_Task objective_.
Return the records, each one exactly as written.

== Record list ==

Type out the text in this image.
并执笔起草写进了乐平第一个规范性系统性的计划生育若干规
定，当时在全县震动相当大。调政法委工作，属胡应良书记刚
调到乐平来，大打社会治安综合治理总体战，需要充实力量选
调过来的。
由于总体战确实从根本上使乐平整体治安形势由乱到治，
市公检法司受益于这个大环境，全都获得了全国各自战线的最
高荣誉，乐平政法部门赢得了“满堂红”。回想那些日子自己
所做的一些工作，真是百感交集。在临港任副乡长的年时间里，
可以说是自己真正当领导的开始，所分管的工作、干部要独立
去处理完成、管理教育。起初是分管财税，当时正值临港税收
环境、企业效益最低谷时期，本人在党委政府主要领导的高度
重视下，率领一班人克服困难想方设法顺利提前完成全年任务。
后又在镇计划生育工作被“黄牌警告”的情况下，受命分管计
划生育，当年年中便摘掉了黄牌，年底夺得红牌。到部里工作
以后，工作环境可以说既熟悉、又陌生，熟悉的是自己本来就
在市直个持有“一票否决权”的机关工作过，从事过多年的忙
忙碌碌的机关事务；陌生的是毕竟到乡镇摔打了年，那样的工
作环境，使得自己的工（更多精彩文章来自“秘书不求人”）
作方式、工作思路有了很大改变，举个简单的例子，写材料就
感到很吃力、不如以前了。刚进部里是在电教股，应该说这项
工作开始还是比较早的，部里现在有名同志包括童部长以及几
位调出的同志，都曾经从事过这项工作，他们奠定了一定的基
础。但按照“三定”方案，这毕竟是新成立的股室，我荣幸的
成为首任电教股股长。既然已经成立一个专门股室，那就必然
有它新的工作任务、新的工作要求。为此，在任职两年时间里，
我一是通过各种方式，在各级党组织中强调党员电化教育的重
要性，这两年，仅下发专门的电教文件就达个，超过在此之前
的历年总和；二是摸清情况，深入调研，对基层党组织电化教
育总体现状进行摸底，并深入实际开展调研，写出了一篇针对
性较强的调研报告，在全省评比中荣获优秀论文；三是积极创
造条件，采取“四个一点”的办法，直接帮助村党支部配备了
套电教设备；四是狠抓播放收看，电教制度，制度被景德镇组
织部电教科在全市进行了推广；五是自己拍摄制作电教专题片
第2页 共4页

===

_Completed task_.
Type out the text in this image.
并执笔起草写进了乐平第一个规范性系统性的计划生育若干规
定，当时在全县震动相当大。调政法委工作，属胡应良书记刚
调到乐平来，大打社会治安综合治理总体战，需要充实力量选
调过来的。
由于总体战确实从根本上使乐平整体治安形势由乱到治，
市公检法司受益于这个大环境，全都获得了全国各自战线的最
高荣誉，乐平政法部门赢得了“满堂红”。回想那些日子自己
所做的一些工作，真是百感交集。在临港任副乡长的年时间里，
可以说是自己真正当领导的开始，所分管的工作、干部要独立
去处理完成、管理教育。起初是分管财税，当时正值临港税收
环境、企业效益最低谷时期，本人在党委政府主要领导的高度
重视下，率领一班人克服困难想方设法顺利提前完成全年任务。
后又在镇计划生育工作被“黄牌警告”的情况下，受命分管计
划生育，当年年中便摘掉了黄牌，年底夺得红牌。到部里工作
以后，工作环境可以说既熟悉、又陌生，熟悉的是自己本来就
在市直个持有“一票否决权”的机关工作过，从事过多年的忙
忙碌碌的机关事务；陌生的是毕竟到乡镇摔打了年，那样的工
作环境，使得自己的工（更多精彩文章来自“秘书不求人”）
作方式、工作思路有了很大改变，举个简单的例子，写材料就
感到很吃力、不如以前了。刚进部里是在电教股，应该说这项
工作开始还是比较早的，部里现在有名同志包括童部长以及几
位调出的同志，都曾经从事过这项工作，他们奠定了一定的基
础。但按照“三定”方案，这毕竟是新成立的股室，我荣幸的
成为首任电教股股长。既然已经成立一个专门股室，那就必然
有它新的工作任务、新的工作要求。为此，在任职两年时间里，
我一是通过各种方式，在各级党组织中强调党员电化教育的重
要性，这两年，仅下发专门的电教文件就达个，超过在此之前
的历年总和；二是摸清情况，深入调研，对基层党组织电化教
育总体现状进行摸底，并深入实际开展调研，写出了一篇针对
性较强的调研报告，在全省评比中荣获优秀论文；三是积极创
造条件，采取“四个一点”的办法，直接帮助村党支部配备了
套电教设备；四是狠抓播放收看，电教制度，制度被景德镇组
织部电教科在全市进行了推广；五是自己拍摄制作电教专题片
第2页 共4页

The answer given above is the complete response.